**** DATASET CONTENT ****

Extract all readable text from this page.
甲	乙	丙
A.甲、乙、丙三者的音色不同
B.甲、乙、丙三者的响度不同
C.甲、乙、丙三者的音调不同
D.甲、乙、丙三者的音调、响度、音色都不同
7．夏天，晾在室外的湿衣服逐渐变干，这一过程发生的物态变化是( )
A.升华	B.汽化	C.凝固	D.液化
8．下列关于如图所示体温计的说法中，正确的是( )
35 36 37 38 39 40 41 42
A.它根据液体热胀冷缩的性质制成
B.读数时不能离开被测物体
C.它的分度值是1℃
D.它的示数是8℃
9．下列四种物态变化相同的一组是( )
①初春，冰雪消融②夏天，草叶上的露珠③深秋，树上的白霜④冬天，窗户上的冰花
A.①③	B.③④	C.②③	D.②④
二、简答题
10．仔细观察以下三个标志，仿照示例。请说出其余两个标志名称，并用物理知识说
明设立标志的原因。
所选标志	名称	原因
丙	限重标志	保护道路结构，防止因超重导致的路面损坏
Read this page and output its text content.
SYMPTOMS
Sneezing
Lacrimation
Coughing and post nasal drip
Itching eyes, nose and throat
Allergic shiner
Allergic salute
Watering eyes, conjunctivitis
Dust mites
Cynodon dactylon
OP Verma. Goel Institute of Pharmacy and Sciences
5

****

GIVEN REQUEST:
Write out all of the records above exactly as they appear.

FINISHED TASK:
Extract all readable text from this page.
甲	乙	丙
A.甲、乙、丙三者的音色不同
B.甲、乙、丙三者的响度不同
C.甲、乙、丙三者的音调不同
D.甲、乙、丙三者的音调、响度、音色都不同
7．夏天，晾在室外的湿衣服逐渐变干，这一过程发生的物态变化是( )
A.升华	B.汽化	C.凝固	D.液化
8．下列关于如图所示体温计的说法中，正确的是( )
35 36 37 38 39 40 41 42
A.它根据液体热胀冷缩的性质制成
B.读数时不能离开被测物体
C.它的分度值是1℃
D.它的示数是8℃
9．下列四种物态变化相同的一组是( )
①初春，冰雪消融②夏天，草叶上的露珠③深秋，树上的白霜④冬天，窗户上的冰花
A.①③	B.③④	C.②③	D.②④
二、简答题
10．仔细观察以下三个标志，仿照示例。请说出其余两个标志名称，并用物理知识说
明设立标志的原因。
所选标志	名称	原因
丙	限重标志	保护道路结构，防止因超重导致的路面损坏
Read this page and output its text content.
SYMPTOMS
Sneezing
Lacrimation
Coughing and post nasal drip
Itching eyes, nose and throat
Allergic shiner
Allergic salute
Watering eyes, conjunctivitis
Dust mites
Cynodon dactylon
OP Verma. Goel Institute of Pharmacy and Sciences
5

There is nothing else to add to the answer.